SELECTED EXTRACT —
When Can You Face Arrest for Criminal Trespass Charges under NJSA 2C:18-3?
New Jersey is home to a complex criminal code that criminalizes a vast array of behaviors and acts. The charges one can face under these laws can result in long prison sentences and financial penalties for individuals who are convicted. However, even the mere accusation and suspicion of criminal charges can result in serious consequences and damage to one’s reputation. Thus, handling the charges you face professionally and discretely at every stage is essential.
The criminal defense lawyers of the Law Offices of John J. Zarych can fight for you aggressively and strategically at all stages following your arrest for charges related to criminal trespass. Founding attorney John J. Zarych has more than 35 years of criminal defense experience. He and the other criminal defense attorneys of the firm can put this experience to work fighting to protect your reputation and freedom. To schedule a free, confidential consultation call our firm at (609) 616-4956 or contact us online today.
When Is an Arrest Appropriate Under NJ Law?
In New Jersey, an officer can arrest an individual when he or she has probable cause. Probable cause means that the facts and circumstances surrounding the arrest give rise to a reasonable conclusion that a criminal act is underway or has been committed. The officer must also be able to draw the reasonable conclusion that the person being arrested participated in the crime.
Often, the officer has probable cause to make the arrest based on the fact that the alleged crime or offense occurred in the officer’s presence. In other circumstances, the accused may allegedly admit to committing a crime to the officer. In other circumstances, the officer’s possession of a valid, judicially authorized warrant will justify an arrest. In still other instances, alleged commission of certain non-indictable offenses can also give rise to an arrest absent a warrant.
In terms of specific charges for criminal trespass, there are actually three distinct crimes that can be charged under this class of offenses. These criminal trespass charges are peering, unlicensed entry of certain airport areas, and standard criminal trespass.
Under 2C:18-3(a) When Can I be Convicted for Criminal Trespass?
N.J.S.A. 2C:18-3(a) sets forth the elements of the offense for criminal trespass. The relevant parts of the statute states that:
A person commits an offense if, knowing that he is not licensed or privileged to do so, he enters or surreptitiously remains in any research facility, structure or separately secured or occupied portion thereof.
Thus, there are two main elements that the state of New Jersey must prove to convict an individual of this crime. First, the state must prove beyond a reasonable shadow of a doubt that the defendant entered into or hid in a research facility, a structure, or a secured part or portion of a structure. Second, the state must prove that the defendant knowingly took these actions.

TASK SET —
**a)** Answer these questions using the criminal trespass article:
(i) How many years of criminal defense experience does John J. Zarych have?
(ii) What three distinct crimes can be charged as criminal trespass?
(iii) What two elements must the state prove to convict someone under N.J.S.A. 2C:18-3(a)?
**b)** Extend the criminal trespass article with the passage that would come after its final paragraph.

ENTRIES SHOWN —
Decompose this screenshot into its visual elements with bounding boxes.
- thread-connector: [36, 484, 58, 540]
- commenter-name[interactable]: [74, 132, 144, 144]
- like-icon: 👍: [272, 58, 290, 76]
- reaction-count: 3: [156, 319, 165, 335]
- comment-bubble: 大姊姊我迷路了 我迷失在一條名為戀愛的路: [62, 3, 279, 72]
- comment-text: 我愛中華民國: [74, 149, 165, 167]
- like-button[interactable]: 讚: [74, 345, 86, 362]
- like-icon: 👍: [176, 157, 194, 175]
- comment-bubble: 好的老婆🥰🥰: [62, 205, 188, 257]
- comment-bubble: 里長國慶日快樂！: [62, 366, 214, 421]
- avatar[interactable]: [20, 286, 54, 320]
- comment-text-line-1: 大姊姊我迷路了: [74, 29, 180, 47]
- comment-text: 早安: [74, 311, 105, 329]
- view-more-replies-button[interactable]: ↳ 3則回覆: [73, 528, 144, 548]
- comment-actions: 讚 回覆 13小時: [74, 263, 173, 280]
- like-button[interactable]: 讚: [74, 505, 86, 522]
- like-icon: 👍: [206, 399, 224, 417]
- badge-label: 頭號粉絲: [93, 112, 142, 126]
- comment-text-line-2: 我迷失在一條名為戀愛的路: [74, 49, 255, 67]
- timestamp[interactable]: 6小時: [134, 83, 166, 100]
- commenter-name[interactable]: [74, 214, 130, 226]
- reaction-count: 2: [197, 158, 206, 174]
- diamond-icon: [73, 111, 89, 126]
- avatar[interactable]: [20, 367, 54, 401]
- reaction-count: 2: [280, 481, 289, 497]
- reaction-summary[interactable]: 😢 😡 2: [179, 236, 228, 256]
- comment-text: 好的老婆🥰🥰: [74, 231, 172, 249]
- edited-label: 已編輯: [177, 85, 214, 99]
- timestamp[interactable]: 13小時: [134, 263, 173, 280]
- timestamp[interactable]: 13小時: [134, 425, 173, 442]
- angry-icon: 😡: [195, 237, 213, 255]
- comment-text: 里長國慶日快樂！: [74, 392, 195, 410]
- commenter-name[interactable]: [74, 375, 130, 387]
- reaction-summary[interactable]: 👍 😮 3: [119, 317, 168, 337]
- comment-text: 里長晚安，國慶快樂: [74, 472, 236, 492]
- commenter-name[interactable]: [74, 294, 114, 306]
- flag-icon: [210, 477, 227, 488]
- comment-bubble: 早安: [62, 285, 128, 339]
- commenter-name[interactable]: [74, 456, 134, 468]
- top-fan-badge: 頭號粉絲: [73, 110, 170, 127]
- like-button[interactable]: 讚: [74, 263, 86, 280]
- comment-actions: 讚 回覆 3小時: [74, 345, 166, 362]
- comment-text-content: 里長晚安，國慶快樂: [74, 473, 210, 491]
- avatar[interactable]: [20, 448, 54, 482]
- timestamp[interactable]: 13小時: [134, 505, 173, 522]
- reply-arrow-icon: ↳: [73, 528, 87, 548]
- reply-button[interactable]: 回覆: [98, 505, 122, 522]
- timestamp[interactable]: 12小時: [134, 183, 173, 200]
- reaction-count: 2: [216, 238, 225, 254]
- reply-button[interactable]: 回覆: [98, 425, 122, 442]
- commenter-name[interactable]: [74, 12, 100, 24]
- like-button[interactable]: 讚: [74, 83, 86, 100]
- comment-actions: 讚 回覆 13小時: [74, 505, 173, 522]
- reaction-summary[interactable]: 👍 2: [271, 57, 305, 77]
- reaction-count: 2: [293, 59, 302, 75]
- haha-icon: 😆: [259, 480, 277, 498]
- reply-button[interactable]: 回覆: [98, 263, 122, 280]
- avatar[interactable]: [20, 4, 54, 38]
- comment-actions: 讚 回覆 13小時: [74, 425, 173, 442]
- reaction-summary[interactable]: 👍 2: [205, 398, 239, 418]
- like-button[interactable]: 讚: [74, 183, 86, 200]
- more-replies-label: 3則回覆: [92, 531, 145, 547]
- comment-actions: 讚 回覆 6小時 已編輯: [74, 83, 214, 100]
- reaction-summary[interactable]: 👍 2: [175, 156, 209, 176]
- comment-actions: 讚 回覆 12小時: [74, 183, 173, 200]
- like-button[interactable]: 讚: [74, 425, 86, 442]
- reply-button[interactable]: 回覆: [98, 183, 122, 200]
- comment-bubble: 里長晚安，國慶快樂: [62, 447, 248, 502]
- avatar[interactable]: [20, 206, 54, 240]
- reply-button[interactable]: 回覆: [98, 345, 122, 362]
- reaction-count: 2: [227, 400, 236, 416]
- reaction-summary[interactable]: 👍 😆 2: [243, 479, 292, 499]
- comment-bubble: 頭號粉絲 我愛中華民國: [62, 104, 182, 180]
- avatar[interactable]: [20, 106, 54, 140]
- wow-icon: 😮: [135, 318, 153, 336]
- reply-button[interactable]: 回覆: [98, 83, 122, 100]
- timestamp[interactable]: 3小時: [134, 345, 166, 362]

ANSWERS TO THE TASKS —
**a)**
(i) More than 35 years.
(ii) Peering, unlicensed entry of certain airport areas, and standard criminal trespass.
(iii) First, the defendant entered into or hid in a research facility, a structure, or a secured part or portion of a structure. Second, the defendant knowingly took these actions.

**b)**
As to the first element the state must prove, a research facility can include a broad array of buildings. A research facility can include, “any building, laboratory, institution, organization, or school engaged in research, testing, educational or experimental activities, or any commercial or academic enterprise that uses warm-blooded or cold-blooded animals for food or fiber production, agriculture, research, testing, experimentation, or education.” Furthermore, a “structure” of any type is also included under this statute. Structure is defined extremely broadly and can include a:
Building of any type
Ship or boat
Car, truck, van or another vehicle
Hotel room or any similar place or space that has been adapted to provide for overnight accommodation or business
While the term “enters” is generally straightforward, the term “surreptitiously remains” can use some clarification. Generally, this term has been held to mean that the defendant, “remained secretly, stealthily, or fraudulently.”
The state must prove that the individual committed this act or these acts knowingly or with knowledge. To take action with knowledge in these circumstances means that the individual was aware that he or she did not have authorization, privilege, or license to enter into or remain hidden in the structure. Courts typically hold that this knowledge does not have to be a certainty and that a high probability of awareness would suffice.
There are a number of potential defenses to these criminal charges. First, the accused may claim that the structure was abandoned. A structure is abandoned when it has been vacated without intent to return by the owner. The defendant may also claim that the structure was held open to the public and the accused did not exceed the authorization customarily granted to the public. The defendant may also attempt a defense stating that he or she believed that his or her presence or entry was authorized.
When Can I be Punished for Peering or Peeping Criminal Trespass Charges?
Another type of criminal charge that is defined under the criminal trespass statute is known as peering. This crime may be described by a layperson as “peeping” or a “peeping Tom.” While the crime can be committed against an individual in a private home or residence, it can also be charged due to events that allegedly occur in an Atlantic City, Wildwood, or Cape May hotel room.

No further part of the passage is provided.